Start of Dataset rows

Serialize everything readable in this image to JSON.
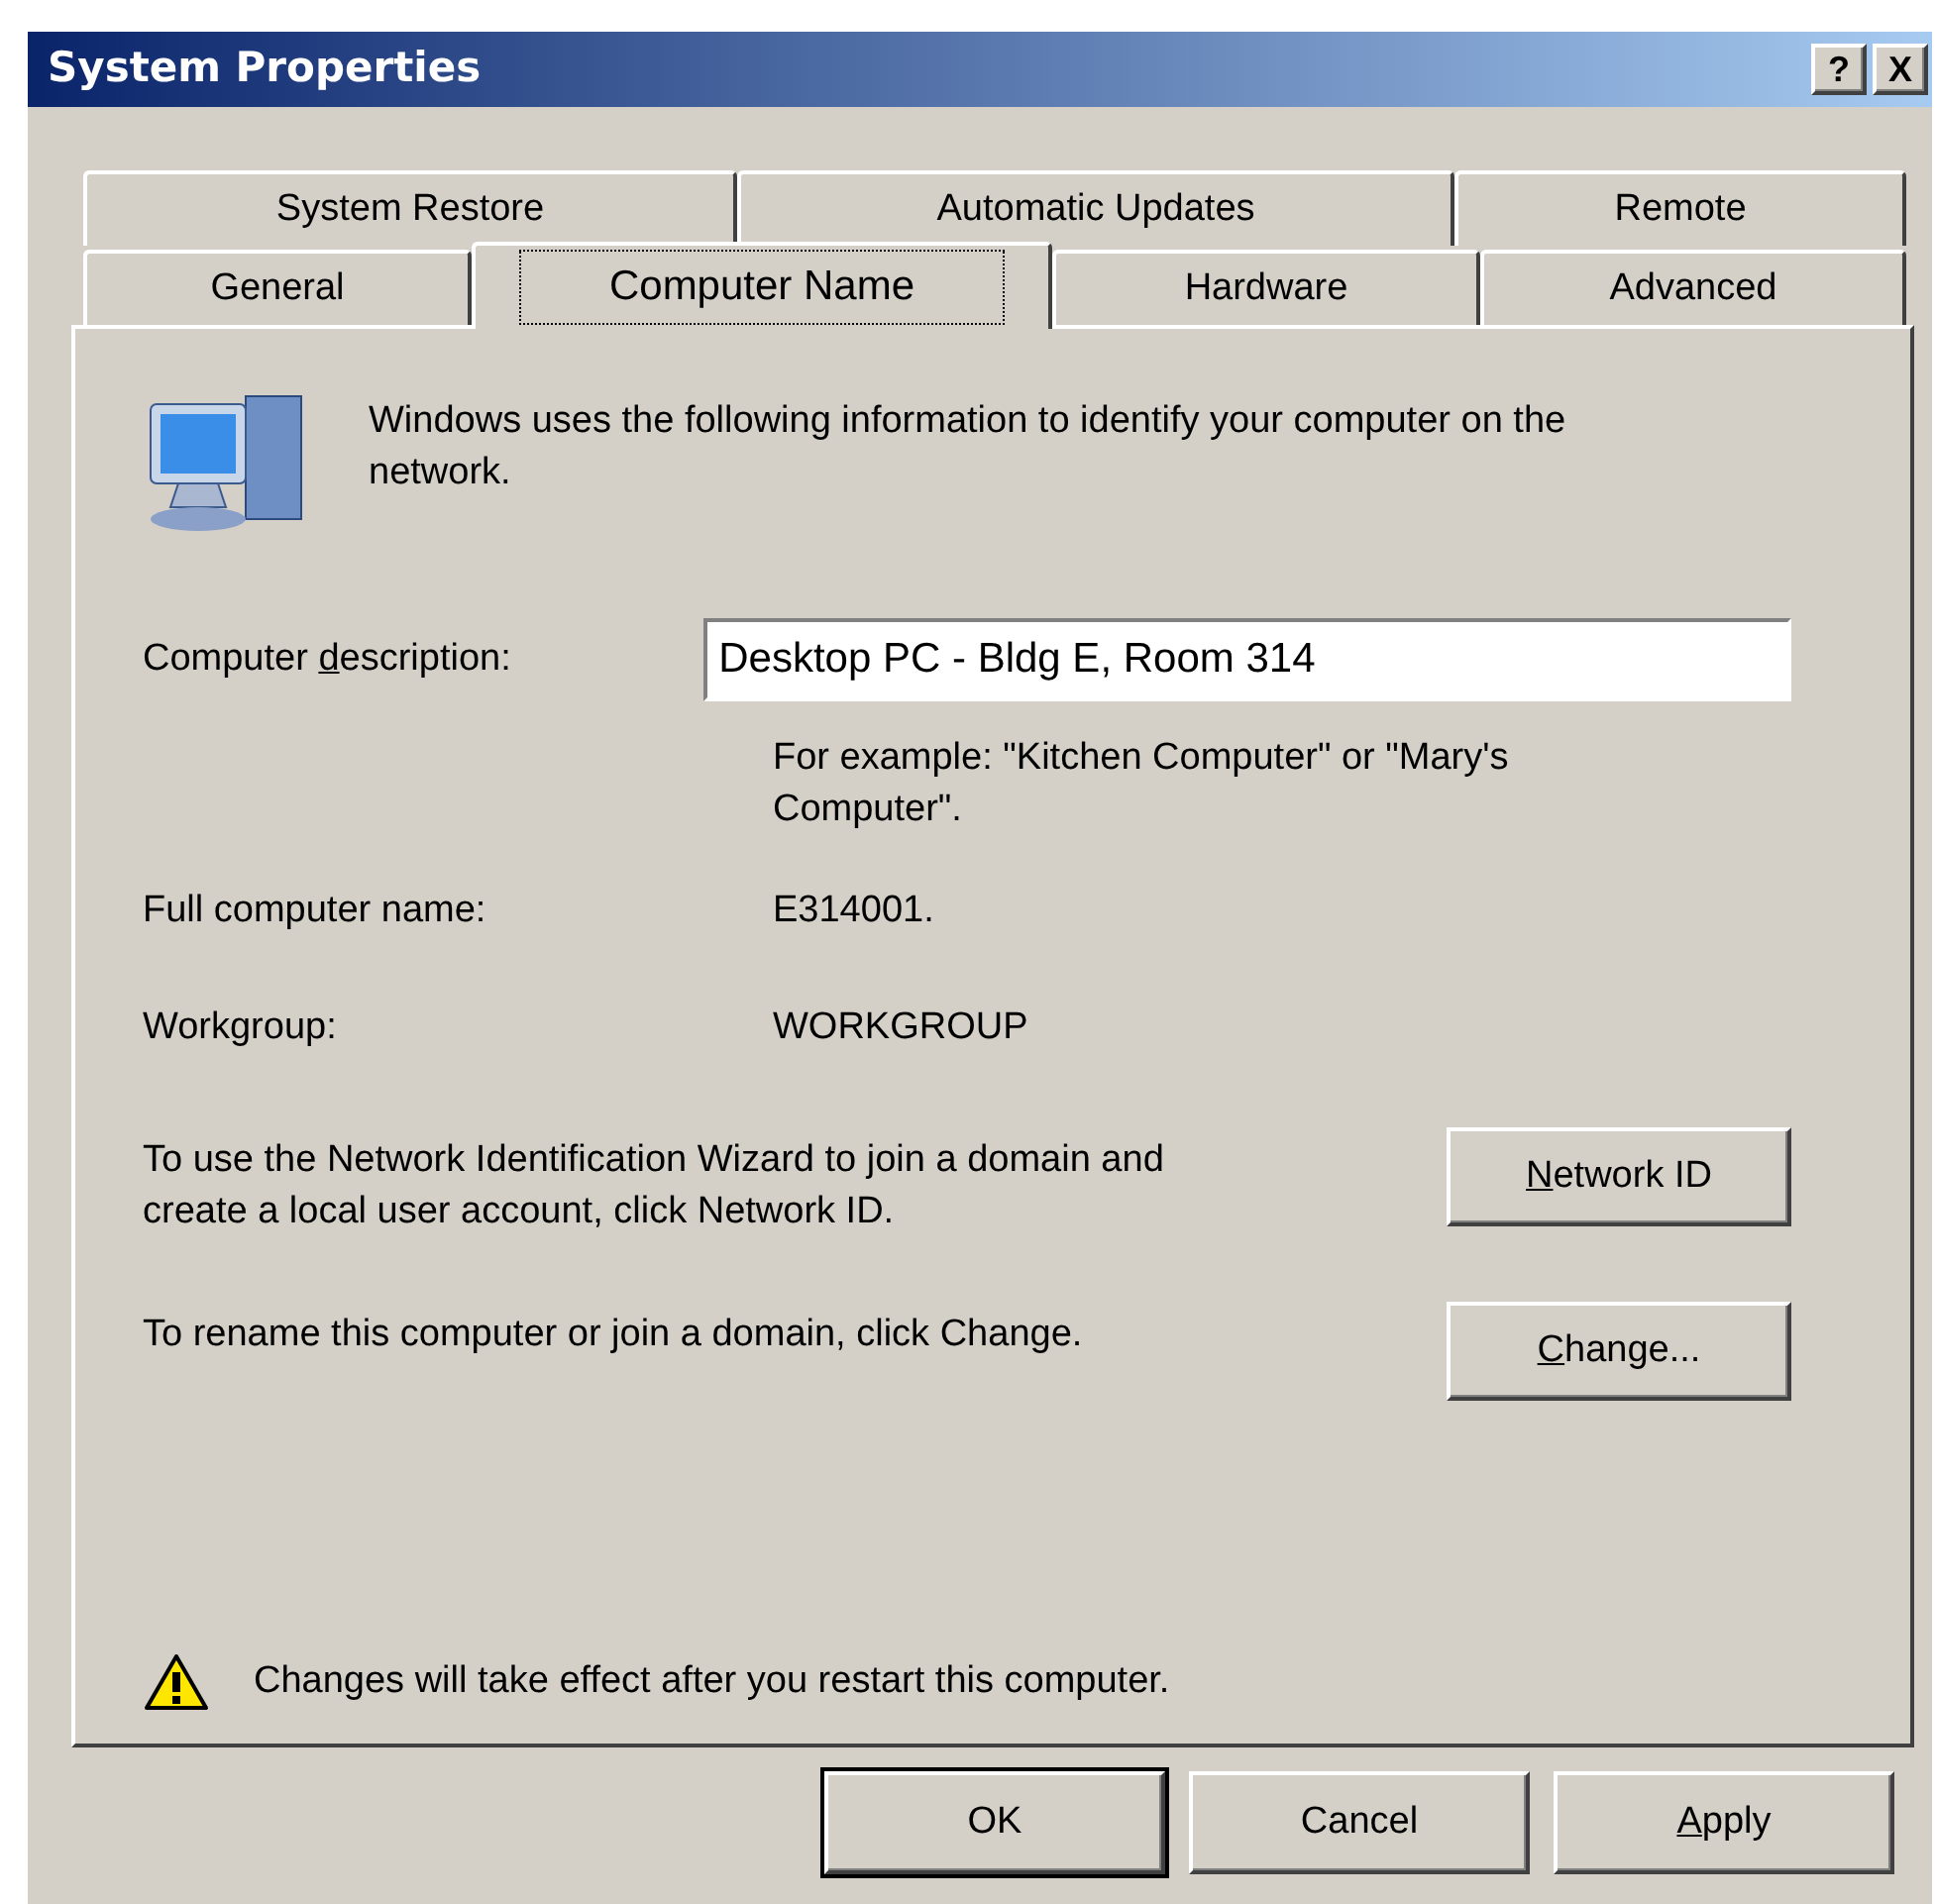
{
  "window": {
    "title": "System Properties",
    "title_buttons": [
      "?",
      "X"
    ]
  },
  "tabs": [
    [
      {
        "label": "System Restore",
        "selected": false
      },
      {
        "label": "Automatic Updates",
        "selected": false
      },
      {
        "label": "Remote",
        "selected": false
      }
    ],
    [
      {
        "label": "General",
        "selected": false
      },
      {
        "label": "Computer Name",
        "selected": true
      },
      {
        "label": "Hardware",
        "selected": false
      },
      {
        "label": "Advanced",
        "selected": false
      }
    ]
  ],
  "intro": "Windows uses the following information to identify your computer on the network.",
  "description": {
    "label": {
      "pre": "Computer ",
      "key": "d",
      "post": "escription:"
    },
    "value": "Desktop PC - Bldg E, Room 314",
    "hint": "For example: \"Kitchen Computer\" or \"Mary's Computer\"."
  },
  "info": [
    {
      "label": "Full computer name:",
      "value": "E314001."
    },
    {
      "label": "Workgroup:",
      "value": "WORKGROUP"
    }
  ],
  "actions": [
    {
      "text": "To use the Network Identification Wizard to join a domain and create a local user account, click Network ID.",
      "button": {
        "key": "N",
        "post": "etwork ID"
      }
    },
    {
      "text": "To rename this computer or join a domain, click Change.",
      "button": {
        "key": "C",
        "post": "hange..."
      }
    }
  ],
  "warning": "Changes will take effect after you restart this computer.",
  "buttons": [
    {
      "label": {
        "post": "OK"
      },
      "default": true
    },
    {
      "label": {
        "post": "Cancel"
      },
      "default": false
    },
    {
      "label": {
        "key": "A",
        "post": "pply"
      },
      "default": false
    }
  ]
}
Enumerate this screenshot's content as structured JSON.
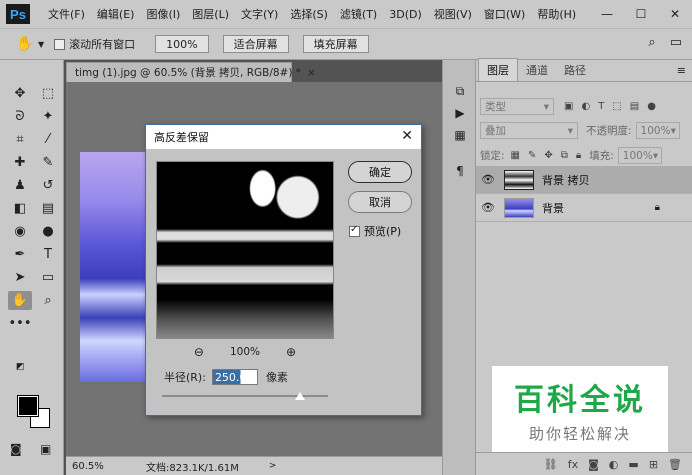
{
  "app": {
    "logo": "Ps"
  },
  "menu": [
    "文件(F)",
    "编辑(E)",
    "图像(I)",
    "图层(L)",
    "文字(Y)",
    "选择(S)",
    "滤镜(T)",
    "3D(D)",
    "视图(V)",
    "窗口(W)",
    "帮助(H)"
  ],
  "window_controls": {
    "minimize": "—",
    "maximize": "☐",
    "close": "✕"
  },
  "options": {
    "scroll_all_label": "滚动所有窗口",
    "zoom_btn": "100%",
    "fit_screen_btn": "适合屏幕",
    "fill_screen_btn": "填充屏幕"
  },
  "document": {
    "tab_title": "timg (1).jpg @ 60.5% (背景 拷贝, RGB/8#) *",
    "tab_close": "×",
    "zoom": "60.5%",
    "info": "文档:823.1K/1.61M",
    "arrow": ">"
  },
  "layers_panel": {
    "tabs": [
      "图层",
      "通道",
      "路径"
    ],
    "menu": "≡",
    "filter_kind": "类型",
    "blend_mode": "叠加",
    "opacity_label": "不透明度:",
    "opacity_value": "100%",
    "lock_label": "锁定:",
    "fill_label": "填充:",
    "fill_value": "100%",
    "layers": [
      {
        "name": "背景 拷贝"
      },
      {
        "name": "背景"
      }
    ]
  },
  "dialog": {
    "title": "高反差保留",
    "close": "✕",
    "ok": "确定",
    "cancel": "取消",
    "preview_label": "预览(P)",
    "preview_checked": true,
    "zoom_value": "100%",
    "radius_label": "半径(R):",
    "radius_value": "250.0",
    "radius_unit": "像素",
    "slider_fraction": 0.83
  },
  "watermark": {
    "title": "百科全说",
    "subtitle": "助你轻松解决"
  }
}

End of Dataset rows

» Task to complete: Search the records for the string "System" and return every line in which it occurs.

» Task solution:
    "title": "System Properties",
        "label": "System Restore",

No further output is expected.